= Instruction =
Write the number of lines holding the word "JSON", and nothing else.

= Data in this exercise =
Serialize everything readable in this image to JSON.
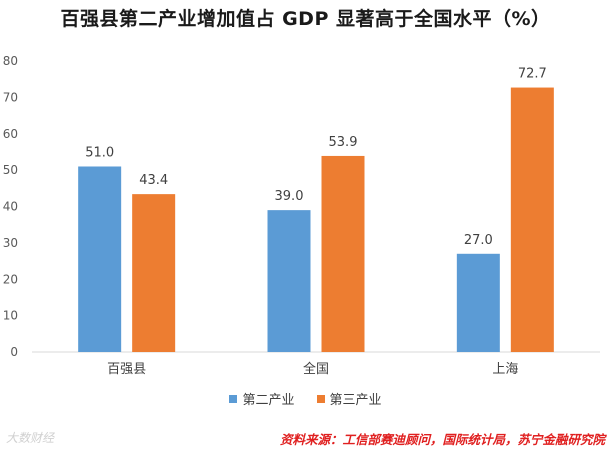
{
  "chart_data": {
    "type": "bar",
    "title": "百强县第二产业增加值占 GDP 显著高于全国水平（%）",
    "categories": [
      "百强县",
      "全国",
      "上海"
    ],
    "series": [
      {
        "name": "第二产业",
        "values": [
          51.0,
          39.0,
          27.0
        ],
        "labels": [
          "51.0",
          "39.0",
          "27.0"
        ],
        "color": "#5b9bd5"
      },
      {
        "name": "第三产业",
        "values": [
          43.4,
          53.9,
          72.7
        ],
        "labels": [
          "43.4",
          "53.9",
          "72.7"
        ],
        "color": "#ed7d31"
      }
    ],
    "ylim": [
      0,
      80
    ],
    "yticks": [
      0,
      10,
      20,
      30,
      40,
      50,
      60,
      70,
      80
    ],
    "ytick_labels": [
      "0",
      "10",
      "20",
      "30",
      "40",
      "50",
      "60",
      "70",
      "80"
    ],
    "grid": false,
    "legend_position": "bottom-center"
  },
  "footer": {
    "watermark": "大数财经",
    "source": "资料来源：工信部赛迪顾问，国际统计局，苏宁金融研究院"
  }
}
...
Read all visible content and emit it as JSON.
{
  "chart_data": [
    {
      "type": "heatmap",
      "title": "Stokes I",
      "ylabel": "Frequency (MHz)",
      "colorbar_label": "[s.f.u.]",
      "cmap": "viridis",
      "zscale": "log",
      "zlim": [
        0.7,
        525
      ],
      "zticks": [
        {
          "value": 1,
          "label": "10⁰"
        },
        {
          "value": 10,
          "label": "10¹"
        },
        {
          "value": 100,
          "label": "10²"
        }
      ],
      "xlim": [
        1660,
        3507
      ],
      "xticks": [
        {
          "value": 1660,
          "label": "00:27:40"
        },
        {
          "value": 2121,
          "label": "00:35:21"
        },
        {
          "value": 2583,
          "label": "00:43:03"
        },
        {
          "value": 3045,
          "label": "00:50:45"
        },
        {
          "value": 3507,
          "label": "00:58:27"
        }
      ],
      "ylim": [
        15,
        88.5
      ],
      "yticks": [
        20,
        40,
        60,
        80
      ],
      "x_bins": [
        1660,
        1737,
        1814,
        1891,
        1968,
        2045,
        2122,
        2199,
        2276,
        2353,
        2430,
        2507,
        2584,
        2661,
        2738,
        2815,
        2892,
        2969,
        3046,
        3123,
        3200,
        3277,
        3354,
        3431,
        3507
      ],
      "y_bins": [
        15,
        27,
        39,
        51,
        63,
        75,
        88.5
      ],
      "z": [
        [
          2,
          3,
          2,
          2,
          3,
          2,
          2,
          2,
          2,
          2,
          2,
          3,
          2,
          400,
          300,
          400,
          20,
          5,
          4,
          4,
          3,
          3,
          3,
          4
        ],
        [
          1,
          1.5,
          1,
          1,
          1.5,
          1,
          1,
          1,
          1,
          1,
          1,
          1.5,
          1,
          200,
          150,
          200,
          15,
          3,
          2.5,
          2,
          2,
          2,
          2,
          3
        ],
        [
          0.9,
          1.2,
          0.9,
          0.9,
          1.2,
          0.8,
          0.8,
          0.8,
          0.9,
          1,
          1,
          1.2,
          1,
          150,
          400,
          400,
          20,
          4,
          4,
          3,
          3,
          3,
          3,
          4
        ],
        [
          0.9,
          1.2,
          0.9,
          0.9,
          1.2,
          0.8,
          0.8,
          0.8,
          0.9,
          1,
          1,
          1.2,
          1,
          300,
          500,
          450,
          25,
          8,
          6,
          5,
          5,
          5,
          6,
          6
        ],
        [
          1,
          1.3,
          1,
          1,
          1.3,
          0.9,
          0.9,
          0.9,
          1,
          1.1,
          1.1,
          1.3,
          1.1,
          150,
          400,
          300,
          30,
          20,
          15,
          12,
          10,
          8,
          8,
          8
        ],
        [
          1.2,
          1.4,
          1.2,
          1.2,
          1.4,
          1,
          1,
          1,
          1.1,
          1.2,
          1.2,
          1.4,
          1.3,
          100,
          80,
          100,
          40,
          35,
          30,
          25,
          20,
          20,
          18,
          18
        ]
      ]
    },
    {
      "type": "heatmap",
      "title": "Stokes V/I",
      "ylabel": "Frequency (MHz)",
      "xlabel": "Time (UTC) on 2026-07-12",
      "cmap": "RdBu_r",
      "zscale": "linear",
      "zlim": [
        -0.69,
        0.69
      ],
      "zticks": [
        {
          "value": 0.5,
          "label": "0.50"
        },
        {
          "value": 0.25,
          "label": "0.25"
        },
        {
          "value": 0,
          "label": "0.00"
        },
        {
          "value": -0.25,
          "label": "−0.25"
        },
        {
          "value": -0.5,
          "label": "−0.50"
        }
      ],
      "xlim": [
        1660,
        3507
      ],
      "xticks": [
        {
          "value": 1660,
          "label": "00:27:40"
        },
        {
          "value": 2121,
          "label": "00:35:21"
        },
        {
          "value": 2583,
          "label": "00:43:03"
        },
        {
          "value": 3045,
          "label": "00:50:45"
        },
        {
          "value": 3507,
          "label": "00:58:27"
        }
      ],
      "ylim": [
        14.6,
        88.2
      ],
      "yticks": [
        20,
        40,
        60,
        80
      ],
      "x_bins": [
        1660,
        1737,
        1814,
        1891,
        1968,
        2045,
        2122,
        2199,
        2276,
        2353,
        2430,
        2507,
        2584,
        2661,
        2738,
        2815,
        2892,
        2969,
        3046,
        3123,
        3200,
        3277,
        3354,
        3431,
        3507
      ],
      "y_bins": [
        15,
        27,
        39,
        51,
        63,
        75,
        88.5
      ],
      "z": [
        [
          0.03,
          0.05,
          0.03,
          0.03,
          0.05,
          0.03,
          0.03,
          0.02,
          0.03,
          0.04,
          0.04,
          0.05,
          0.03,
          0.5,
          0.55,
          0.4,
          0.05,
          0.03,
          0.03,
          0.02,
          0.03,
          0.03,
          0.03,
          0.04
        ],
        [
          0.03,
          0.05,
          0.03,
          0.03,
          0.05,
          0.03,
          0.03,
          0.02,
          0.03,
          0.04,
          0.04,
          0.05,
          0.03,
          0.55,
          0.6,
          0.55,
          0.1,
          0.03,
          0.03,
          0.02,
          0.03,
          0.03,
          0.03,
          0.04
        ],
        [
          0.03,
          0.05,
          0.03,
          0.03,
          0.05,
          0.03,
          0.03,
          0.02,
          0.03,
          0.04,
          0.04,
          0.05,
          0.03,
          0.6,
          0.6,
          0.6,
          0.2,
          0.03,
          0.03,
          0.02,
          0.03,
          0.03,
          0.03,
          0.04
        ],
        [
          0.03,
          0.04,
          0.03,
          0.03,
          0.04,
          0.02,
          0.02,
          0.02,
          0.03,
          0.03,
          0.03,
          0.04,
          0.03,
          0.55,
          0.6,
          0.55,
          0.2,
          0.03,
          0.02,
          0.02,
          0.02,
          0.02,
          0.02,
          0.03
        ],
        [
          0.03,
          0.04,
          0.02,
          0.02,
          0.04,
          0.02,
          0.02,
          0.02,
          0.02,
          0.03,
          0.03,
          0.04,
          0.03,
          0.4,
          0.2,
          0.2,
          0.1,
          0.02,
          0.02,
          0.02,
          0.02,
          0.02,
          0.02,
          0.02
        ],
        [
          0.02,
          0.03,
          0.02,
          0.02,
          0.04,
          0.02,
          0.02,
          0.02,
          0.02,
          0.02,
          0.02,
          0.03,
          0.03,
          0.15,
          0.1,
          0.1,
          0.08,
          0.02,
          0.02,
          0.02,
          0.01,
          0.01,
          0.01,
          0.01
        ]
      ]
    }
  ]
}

= Task output =
2